* [Given exercise] Without the pictures, print each of the records below exactly as it appears.

=== Records supplied ===

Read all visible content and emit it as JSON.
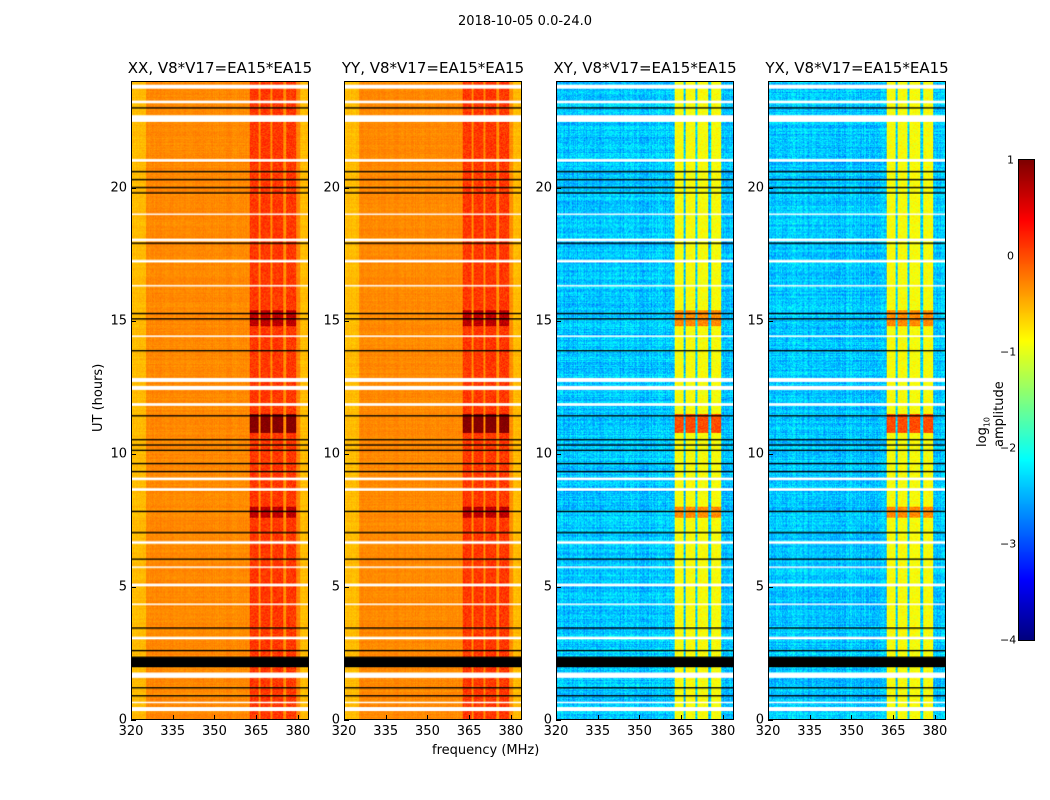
{
  "chart_data": {
    "type": "heatmap",
    "title": "2018-10-05 0.0-24.0",
    "xlabel": "frequency (MHz)",
    "ylabel": "UT (hours)",
    "xlim": [
      320,
      384
    ],
    "ylim": [
      0,
      24
    ],
    "xticks": [
      "320",
      "335",
      "350",
      "365",
      "380"
    ],
    "yticks": [
      "0",
      "5",
      "10",
      "15",
      "20"
    ],
    "colorbar": {
      "label": "log",
      "label_sub": "10",
      "label_rest": " amplitude",
      "range": [
        -4,
        1
      ],
      "ticks": [
        "1",
        "0",
        "−1",
        "−2",
        "−3",
        "−4"
      ],
      "colormap": "jet"
    },
    "panels": [
      {
        "title": "XX, V8*V17=EA15*EA15",
        "baseline_log10": -0.3,
        "rfi_log10": 0.1,
        "noise": 0.12
      },
      {
        "title": "YY, V8*V17=EA15*EA15",
        "baseline_log10": -0.3,
        "rfi_log10": 0.1,
        "noise": 0.12
      },
      {
        "title": "XY, V8*V17=EA15*EA15",
        "baseline_log10": -2.4,
        "rfi_log10": -0.9,
        "noise": 0.45
      },
      {
        "title": "YX, V8*V17=EA15*EA15",
        "baseline_log10": -2.4,
        "rfi_log10": -0.9,
        "noise": 0.45
      }
    ],
    "rfi_channels_mhz": [
      [
        362.5,
        366
      ],
      [
        366.5,
        370
      ],
      [
        371,
        375
      ],
      [
        376,
        379.5
      ]
    ],
    "strong_events_hours": [
      [
        10.8,
        11.5,
        0.9
      ],
      [
        7.6,
        8.0,
        0.6
      ],
      [
        14.8,
        15.4,
        0.6
      ]
    ],
    "flagged_white_hours": [
      [
        0.3,
        0.45
      ],
      [
        0.6,
        0.65
      ],
      [
        1.55,
        1.75
      ],
      [
        3.0,
        3.1
      ],
      [
        4.3,
        4.35
      ],
      [
        5.0,
        5.1
      ],
      [
        5.7,
        5.75
      ],
      [
        6.6,
        6.7
      ],
      [
        8.6,
        8.7
      ],
      [
        9.0,
        9.1
      ],
      [
        11.8,
        11.9
      ],
      [
        12.4,
        12.55
      ],
      [
        12.7,
        12.85
      ],
      [
        14.4,
        14.45
      ],
      [
        16.3,
        16.35
      ],
      [
        17.2,
        17.3
      ],
      [
        18.0,
        18.1
      ],
      [
        19.0,
        19.05
      ],
      [
        21.0,
        21.1
      ],
      [
        22.5,
        22.75
      ],
      [
        23.2,
        23.3
      ],
      [
        23.75,
        23.9
      ]
    ],
    "flagged_black_hours": [
      [
        1.95,
        2.35
      ],
      [
        0.85,
        0.9
      ],
      [
        1.15,
        1.2
      ],
      [
        2.55,
        2.6
      ],
      [
        3.4,
        3.45
      ],
      [
        6.0,
        6.05
      ],
      [
        7.0,
        7.05
      ],
      [
        7.8,
        7.85
      ],
      [
        9.3,
        9.35
      ],
      [
        9.6,
        9.65
      ],
      [
        10.1,
        10.15
      ],
      [
        10.3,
        10.35
      ],
      [
        10.5,
        10.55
      ],
      [
        11.4,
        11.45
      ],
      [
        13.85,
        13.9
      ],
      [
        15.05,
        15.1
      ],
      [
        15.25,
        15.3
      ],
      [
        17.9,
        17.95
      ],
      [
        19.8,
        19.85
      ],
      [
        20.0,
        20.05
      ],
      [
        20.3,
        20.35
      ],
      [
        20.6,
        20.65
      ],
      [
        23.0,
        23.05
      ]
    ]
  }
}
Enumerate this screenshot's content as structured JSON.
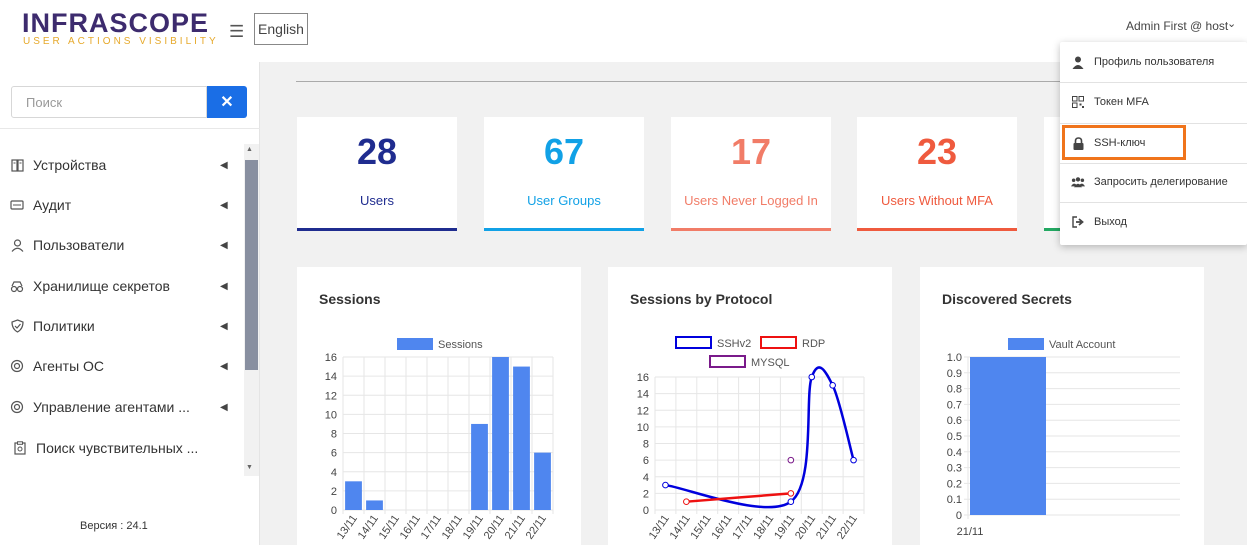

===

* [Correct result]
Read all visible content and emit it as JSON.
{
  "chart_data": {
    "type": "heatmap",
    "title": "2018-10-05 0.0-24.0",
    "xlabel": "frequency (MHz)",
    "ylabel": "UT (hours)",
    "xlim": [
      320,
      384
    ],
    "ylim": [
      0,
      24
    ],
    "xticks": [
      "320",
      "335",
      "350",
      "365",
      "380"
    ],
    "yticks": [
      "0",
      "5",
      "10",
      "15",
      "20"
    ],
    "colorbar": {
      "label": "log",
      "label_sub": "10",
      "label_rest": " amplitude",
      "range": [
        -4,
        1
      ],
      "ticks": [
        "1",
        "0",
        "−1",
        "−2",
        "−3",
        "−4"
      ],
      "colormap": "jet"
    },
    "panels": [
      {
        "title": "XX, V8*V17=EA15*EA15",
        "baseline_log10": -0.3,
        "rfi_log10": 0.1,
        "noise": 0.12
      },
      {
        "title": "YY, V8*V17=EA15*EA15",
        "baseline_log10": -0.3,
        "rfi_log10": 0.1,
        "noise": 0.12
      },
      {
        "title": "XY, V8*V17=EA15*EA15",
        "baseline_log10": -2.4,
        "rfi_log10": -0.9,
        "noise": 0.45
      },
      {
        "title": "YX, V8*V17=EA15*EA15",
        "baseline_log10": -2.4,
        "rfi_log10": -0.9,
        "noise": 0.45
      }
    ],
    "rfi_channels_mhz": [
      [
        362.5,
        366
      ],
      [
        366.5,
        370
      ],
      [
        371,
        375
      ],
      [
        376,
        379.5
      ]
    ],
    "strong_events_hours": [
      [
        10.8,
        11.5,
        0.9
      ],
      [
        7.6,
        8.0,
        0.6
      ],
      [
        14.8,
        15.4,
        0.6
      ]
    ],
    "flagged_white_hours": [
      [
        0.3,
        0.45
      ],
      [
        0.6,
        0.65
      ],
      [
        1.55,
        1.75
      ],
      [
        3.0,
        3.1
      ],
      [
        4.3,
        4.35
      ],
      [
        5.0,
        5.1
      ],
      [
        5.7,
        5.75
      ],
      [
        6.6,
        6.7
      ],
      [
        8.6,
        8.7
      ],
      [
        9.0,
        9.1
      ],
      [
        11.8,
        11.9
      ],
      [
        12.4,
        12.55
      ],
      [
        12.7,
        12.85
      ],
      [
        14.4,
        14.45
      ],
      [
        16.3,
        16.35
      ],
      [
        17.2,
        17.3
      ],
      [
        18.0,
        18.1
      ],
      [
        19.0,
        19.05
      ],
      [
        21.0,
        21.1
      ],
      [
        22.5,
        22.75
      ],
      [
        23.2,
        23.3
      ],
      [
        23.75,
        23.9
      ]
    ],
    "flagged_black_hours": [
      [
        1.95,
        2.35
      ],
      [
        0.85,
        0.9
      ],
      [
        1.15,
        1.2
      ],
      [
        2.55,
        2.6
      ],
      [
        3.4,
        3.45
      ],
      [
        6.0,
        6.05
      ],
      [
        7.0,
        7.05
      ],
      [
        7.8,
        7.85
      ],
      [
        9.3,
        9.35
      ],
      [
        9.6,
        9.65
      ],
      [
        10.1,
        10.15
      ],
      [
        10.3,
        10.35
      ],
      [
        10.5,
        10.55
      ],
      [
        11.4,
        11.45
      ],
      [
        13.85,
        13.9
      ],
      [
        15.05,
        15.1
      ],
      [
        15.25,
        15.3
      ],
      [
        17.9,
        17.95
      ],
      [
        19.8,
        19.85
      ],
      [
        20.0,
        20.05
      ],
      [
        20.3,
        20.35
      ],
      [
        20.6,
        20.65
      ],
      [
        23.0,
        23.05
      ]
    ]
  }
}
Enumerate this screenshot's content as structured JSON.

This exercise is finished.